WRITTEN PROBLEM>
Transcribe all records exactly.

Recorded data:
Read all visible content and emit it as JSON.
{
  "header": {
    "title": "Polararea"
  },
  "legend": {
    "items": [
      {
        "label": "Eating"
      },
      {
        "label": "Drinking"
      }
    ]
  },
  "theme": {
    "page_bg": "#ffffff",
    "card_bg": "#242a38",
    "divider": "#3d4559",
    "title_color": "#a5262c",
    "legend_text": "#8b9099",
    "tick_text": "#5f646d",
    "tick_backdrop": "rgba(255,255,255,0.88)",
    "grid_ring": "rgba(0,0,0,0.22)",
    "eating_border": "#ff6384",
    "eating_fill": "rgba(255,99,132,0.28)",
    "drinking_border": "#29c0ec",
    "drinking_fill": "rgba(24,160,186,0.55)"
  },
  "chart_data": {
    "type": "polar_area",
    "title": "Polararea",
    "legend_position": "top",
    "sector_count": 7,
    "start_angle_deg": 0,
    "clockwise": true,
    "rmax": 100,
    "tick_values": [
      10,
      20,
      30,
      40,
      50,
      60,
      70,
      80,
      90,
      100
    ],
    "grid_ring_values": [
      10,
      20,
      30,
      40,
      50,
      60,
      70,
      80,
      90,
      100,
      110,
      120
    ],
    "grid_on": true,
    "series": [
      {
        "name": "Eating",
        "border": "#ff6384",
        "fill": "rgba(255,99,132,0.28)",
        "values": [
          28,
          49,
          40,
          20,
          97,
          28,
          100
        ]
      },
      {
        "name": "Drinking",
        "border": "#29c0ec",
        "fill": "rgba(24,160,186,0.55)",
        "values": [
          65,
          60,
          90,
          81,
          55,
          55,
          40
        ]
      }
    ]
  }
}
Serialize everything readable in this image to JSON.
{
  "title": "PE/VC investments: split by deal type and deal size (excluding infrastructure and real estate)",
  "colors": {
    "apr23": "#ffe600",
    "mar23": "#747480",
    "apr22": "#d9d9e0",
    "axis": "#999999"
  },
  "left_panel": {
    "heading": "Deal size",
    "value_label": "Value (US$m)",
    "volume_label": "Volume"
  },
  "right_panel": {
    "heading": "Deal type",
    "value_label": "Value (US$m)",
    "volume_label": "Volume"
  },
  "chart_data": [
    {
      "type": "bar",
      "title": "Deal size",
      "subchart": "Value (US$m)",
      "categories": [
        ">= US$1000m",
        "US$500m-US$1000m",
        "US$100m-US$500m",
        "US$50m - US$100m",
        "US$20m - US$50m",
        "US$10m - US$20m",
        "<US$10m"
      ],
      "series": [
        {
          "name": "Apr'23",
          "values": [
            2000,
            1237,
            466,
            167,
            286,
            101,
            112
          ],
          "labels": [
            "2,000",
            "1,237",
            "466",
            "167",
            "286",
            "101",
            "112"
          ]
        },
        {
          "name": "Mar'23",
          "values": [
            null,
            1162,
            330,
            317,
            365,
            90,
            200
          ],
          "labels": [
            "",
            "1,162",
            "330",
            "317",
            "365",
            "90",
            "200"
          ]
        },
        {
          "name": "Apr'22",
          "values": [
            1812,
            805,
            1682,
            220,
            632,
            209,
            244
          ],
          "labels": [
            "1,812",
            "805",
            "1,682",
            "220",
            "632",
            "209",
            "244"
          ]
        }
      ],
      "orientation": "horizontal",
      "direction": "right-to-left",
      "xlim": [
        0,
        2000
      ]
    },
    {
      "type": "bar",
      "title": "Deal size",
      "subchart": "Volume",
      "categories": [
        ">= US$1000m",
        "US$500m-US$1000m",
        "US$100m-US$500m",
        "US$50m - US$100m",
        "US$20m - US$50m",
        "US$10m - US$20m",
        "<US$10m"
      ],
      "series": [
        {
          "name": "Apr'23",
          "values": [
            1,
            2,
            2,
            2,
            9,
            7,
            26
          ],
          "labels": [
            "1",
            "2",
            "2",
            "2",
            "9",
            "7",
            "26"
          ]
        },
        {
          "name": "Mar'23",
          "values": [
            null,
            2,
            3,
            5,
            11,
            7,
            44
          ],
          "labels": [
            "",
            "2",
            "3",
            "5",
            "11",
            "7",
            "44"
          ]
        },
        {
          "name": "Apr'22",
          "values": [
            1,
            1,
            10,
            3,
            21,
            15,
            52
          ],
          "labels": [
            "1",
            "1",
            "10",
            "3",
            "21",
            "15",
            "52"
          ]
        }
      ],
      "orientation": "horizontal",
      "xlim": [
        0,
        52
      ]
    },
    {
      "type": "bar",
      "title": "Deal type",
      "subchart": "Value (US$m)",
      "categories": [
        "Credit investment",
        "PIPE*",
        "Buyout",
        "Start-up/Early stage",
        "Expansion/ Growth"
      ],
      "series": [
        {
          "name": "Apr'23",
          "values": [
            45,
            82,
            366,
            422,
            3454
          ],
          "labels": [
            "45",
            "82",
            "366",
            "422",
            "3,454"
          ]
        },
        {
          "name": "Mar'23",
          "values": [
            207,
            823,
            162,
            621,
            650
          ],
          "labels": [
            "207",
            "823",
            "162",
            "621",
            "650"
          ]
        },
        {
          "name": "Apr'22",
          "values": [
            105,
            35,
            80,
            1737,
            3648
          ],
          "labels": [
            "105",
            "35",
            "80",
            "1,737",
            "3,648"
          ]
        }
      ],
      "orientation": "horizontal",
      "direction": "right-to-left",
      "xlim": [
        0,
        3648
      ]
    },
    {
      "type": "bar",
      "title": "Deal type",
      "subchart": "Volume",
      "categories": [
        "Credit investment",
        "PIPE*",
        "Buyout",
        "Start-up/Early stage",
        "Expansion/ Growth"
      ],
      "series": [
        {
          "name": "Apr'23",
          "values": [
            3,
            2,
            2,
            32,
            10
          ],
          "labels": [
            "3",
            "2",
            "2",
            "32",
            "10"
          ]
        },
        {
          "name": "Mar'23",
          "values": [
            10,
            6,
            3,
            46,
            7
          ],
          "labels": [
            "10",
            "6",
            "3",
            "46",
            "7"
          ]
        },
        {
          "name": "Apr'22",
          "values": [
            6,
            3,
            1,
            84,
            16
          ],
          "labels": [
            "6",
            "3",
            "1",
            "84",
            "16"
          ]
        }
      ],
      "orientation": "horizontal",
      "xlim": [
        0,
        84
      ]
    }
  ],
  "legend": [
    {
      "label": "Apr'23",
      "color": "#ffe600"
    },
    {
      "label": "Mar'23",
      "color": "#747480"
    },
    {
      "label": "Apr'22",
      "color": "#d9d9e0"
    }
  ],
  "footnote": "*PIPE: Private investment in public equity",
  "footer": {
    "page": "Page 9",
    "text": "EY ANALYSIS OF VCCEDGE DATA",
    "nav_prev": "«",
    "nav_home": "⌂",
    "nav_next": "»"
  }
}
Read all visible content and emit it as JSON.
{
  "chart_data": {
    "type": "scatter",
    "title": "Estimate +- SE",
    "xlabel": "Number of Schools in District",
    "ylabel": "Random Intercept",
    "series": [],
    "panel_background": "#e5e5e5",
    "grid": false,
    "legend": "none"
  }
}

RESULT>
Read all visible content and emit it as JSON.
{
  "header": {
    "title": "Polararea"
  },
  "legend": {
    "items": [
      {
        "label": "Eating"
      },
      {
        "label": "Drinking"
      }
    ]
  },
  "theme": {
    "page_bg": "#ffffff",
    "card_bg": "#242a38",
    "divider": "#3d4559",
    "title_color": "#a5262c",
    "legend_text": "#8b9099",
    "tick_text": "#5f646d",
    "tick_backdrop": "rgba(255,255,255,0.88)",
    "grid_ring": "rgba(0,0,0,0.22)",
    "eating_border": "#ff6384",
    "eating_fill": "rgba(255,99,132,0.28)",
    "drinking_border": "#29c0ec",
    "drinking_fill": "rgba(24,160,186,0.55)"
  },
  "chart_data": {
    "type": "polar_area",
    "title": "Polararea",
    "legend_position": "top",
    "sector_count": 7,
    "start_angle_deg": 0,
    "clockwise": true,
    "rmax": 100,
    "tick_values": [
      10,
      20,
      30,
      40,
      50,
      60,
      70,
      80,
      90,
      100
    ],
    "grid_ring_values": [
      10,
      20,
      30,
      40,
      50,
      60,
      70,
      80,
      90,
      100,
      110,
      120
    ],
    "grid_on": true,
    "series": [
      {
        "name": "Eating",
        "border": "#ff6384",
        "fill": "rgba(255,99,132,0.28)",
        "values": [
          28,
          49,
          40,
          20,
          97,
          28,
          100
        ]
      },
      {
        "name": "Drinking",
        "border": "#29c0ec",
        "fill": "rgba(24,160,186,0.55)",
        "values": [
          65,
          60,
          90,
          81,
          55,
          55,
          40
        ]
      }
    ]
  }
}
Serialize everything readable in this image to JSON.
{
  "title": "PE/VC investments: split by deal type and deal size (excluding infrastructure and real estate)",
  "colors": {
    "apr23": "#ffe600",
    "mar23": "#747480",
    "apr22": "#d9d9e0",
    "axis": "#999999"
  },
  "left_panel": {
    "heading": "Deal size",
    "value_label": "Value (US$m)",
    "volume_label": "Volume"
  },
  "right_panel": {
    "heading": "Deal type",
    "value_label": "Value (US$m)",
    "volume_label": "Volume"
  },
  "chart_data": [
    {
      "type": "bar",
      "title": "Deal size",
      "subchart": "Value (US$m)",
      "categories": [
        ">= US$1000m",
        "US$500m-US$1000m",
        "US$100m-US$500m",
        "US$50m - US$100m",
        "US$20m - US$50m",
        "US$10m - US$20m",
        "<US$10m"
      ],
      "series": [
        {
          "name": "Apr'23",
          "values": [
            2000,
            1237,
            466,
            167,
            286,
            101,
            112
          ],
          "labels": [
            "2,000",
            "1,237",
            "466",
            "167",
            "286",
            "101",
            "112"
          ]
        },
        {
          "name": "Mar'23",
          "values": [
            null,
            1162,
            330,
            317,
            365,
            90,
            200
          ],
          "labels": [
            "",
            "1,162",
            "330",
            "317",
            "365",
            "90",
            "200"
          ]
        },
        {
          "name": "Apr'22",
          "values": [
            1812,
            805,
            1682,
            220,
            632,
            209,
            244
          ],
          "labels": [
            "1,812",
            "805",
            "1,682",
            "220",
            "632",
            "209",
            "244"
          ]
        }
      ],
      "orientation": "horizontal",
      "direction": "right-to-left",
      "xlim": [
        0,
        2000
      ]
    },
    {
      "type": "bar",
      "title": "Deal size",
      "subchart": "Volume",
      "categories": [
        ">= US$1000m",
        "US$500m-US$1000m",
        "US$100m-US$500m",
        "US$50m - US$100m",
        "US$20m - US$50m",
        "US$10m - US$20m",
        "<US$10m"
      ],
      "series": [
        {
          "name": "Apr'23",
          "values": [
            1,
            2,
            2,
            2,
            9,
            7,
            26
          ],
          "labels": [
            "1",
            "2",
            "2",
            "2",
            "9",
            "7",
            "26"
          ]
        },
        {
          "name": "Mar'23",
          "values": [
            null,
            2,
            3,
            5,
            11,
            7,
            44
          ],
          "labels": [
            "",
            "2",
            "3",
            "5",
            "11",
            "7",
            "44"
          ]
        },
        {
          "name": "Apr'22",
          "values": [
            1,
            1,
            10,
            3,
            21,
            15,
            52
          ],
          "labels": [
            "1",
            "1",
            "10",
            "3",
            "21",
            "15",
            "52"
          ]
        }
      ],
      "orientation": "horizontal",
      "xlim": [
        0,
        52
      ]
    },
    {
      "type": "bar",
      "title": "Deal type",
      "subchart": "Value (US$m)",
      "categories": [
        "Credit investment",
        "PIPE*",
        "Buyout",
        "Start-up/Early stage",
        "Expansion/ Growth"
      ],
      "series": [
        {
          "name": "Apr'23",
          "values": [
            45,
            82,
            366,
            422,
            3454
          ],
          "labels": [
            "45",
            "82",
            "366",
            "422",
            "3,454"
          ]
        },
        {
          "name": "Mar'23",
          "values": [
            207,
            823,
            162,
            621,
            650
          ],
          "labels": [
            "207",
            "823",
            "162",
            "621",
            "650"
          ]
        },
        {
          "name": "Apr'22",
          "values": [
            105,
            35,
            80,
            1737,
            3648
          ],
          "labels": [
            "105",
            "35",
            "80",
            "1,737",
            "3,648"
          ]
        }
      ],
      "orientation": "horizontal",
      "direction": "right-to-left",
      "xlim": [
        0,
        3648
      ]
    },
    {
      "type": "bar",
      "title": "Deal type",
      "subchart": "Volume",
      "categories": [
        "Credit investment",
        "PIPE*",
        "Buyout",
        "Start-up/Early stage",
        "Expansion/ Growth"
      ],
      "series": [
        {
          "name": "Apr'23",
          "values": [
            3,
            2,
            2,
            32,
            10
          ],
          "labels": [
            "3",
            "2",
            "2",
            "32",
            "10"
          ]
        },
        {
          "name": "Mar'23",
          "values": [
            10,
            6,
            3,
            46,
            7
          ],
          "labels": [
            "10",
            "6",
            "3",
            "46",
            "7"
          ]
        },
        {
          "name": "Apr'22",
          "values": [
            6,
            3,
            1,
            84,
            16
          ],
          "labels": [
            "6",
            "3",
            "1",
            "84",
            "16"
          ]
        }
      ],
      "orientation": "horizontal",
      "xlim": [
        0,
        84
      ]
    }
  ],
  "legend": [
    {
      "label": "Apr'23",
      "color": "#ffe600"
    },
    {
      "label": "Mar'23",
      "color": "#747480"
    },
    {
      "label": "Apr'22",
      "color": "#d9d9e0"
    }
  ],
  "footnote": "*PIPE: Private investment in public equity",
  "footer": {
    "page": "Page 9",
    "text": "EY ANALYSIS OF VCCEDGE DATA",
    "nav_prev": "«",
    "nav_home": "⌂",
    "nav_next": "»"
  }
}
Read all visible content and emit it as JSON.
{
  "chart_data": {
    "type": "scatter",
    "title": "Estimate +- SE",
    "xlabel": "Number of Schools in District",
    "ylabel": "Random Intercept",
    "series": [],
    "panel_background": "#e5e5e5",
    "grid": false,
    "legend": "none"
  }
}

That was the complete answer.